* [Aim of the exercise] Count how many lines of the material below have the word "document" and give only the number.

* [Recorded data]
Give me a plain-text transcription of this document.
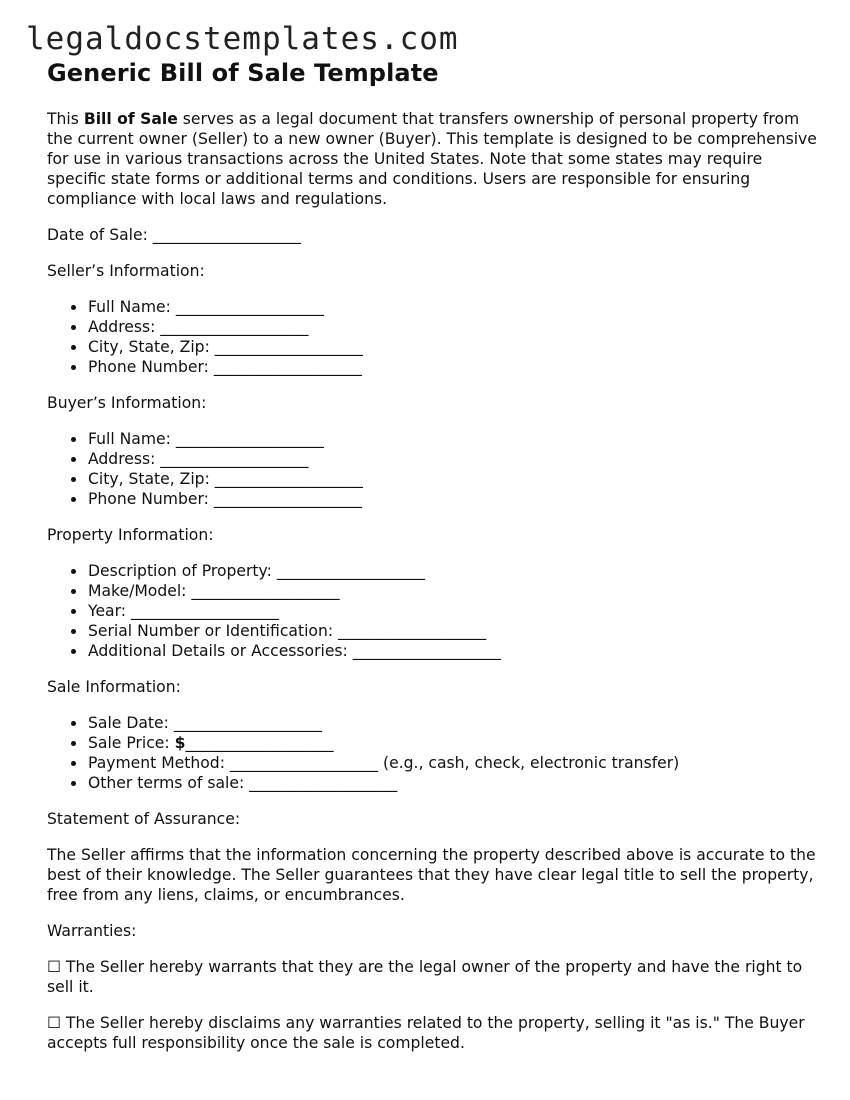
legaldocstemplates.com
Generic Bill of Sale Template

This Bill of Sale serves as a legal document that transfers ownership of personal property from the current owner (Seller) to a new owner (Buyer). This template is designed to be comprehensive for use in various transactions across the United States. Note that some states may require specific state forms or additional terms and conditions. Users are responsible for ensuring compliance with local laws and regulations.

Date of Sale: ___________________

Seller’s Information:

Full Name: ___________________
Address: ___________________
City, State, Zip: ___________________
Phone Number: ___________________

Buyer’s Information:

Full Name: ___________________
Address: ___________________
City, State, Zip: ___________________
Phone Number: ___________________

Property Information:

Description of Property: ___________________
Make/Model: ___________________
Year: ___________________
Serial Number or Identification: ___________________
Additional Details or Accessories: ___________________

Sale Information:

Sale Date: ___________________
Sale Price: $___________________
Payment Method: ___________________ (e.g., cash, check, electronic transfer)
Other terms of sale: ___________________

Statement of Assurance:

The Seller affirms that the information concerning the property described above is accurate to the best of their knowledge. The Seller guarantees that they have clear legal title to sell the property, free from any liens, claims, or encumbrances.

Warranties:

☐ The Seller hereby warrants that they are the legal owner of the property and have the right to sell it.

☐ The Seller hereby disclaims any warranties related to the property, selling it "as is." The Buyer accepts full responsibility once the sale is completed.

* [Written solution] 2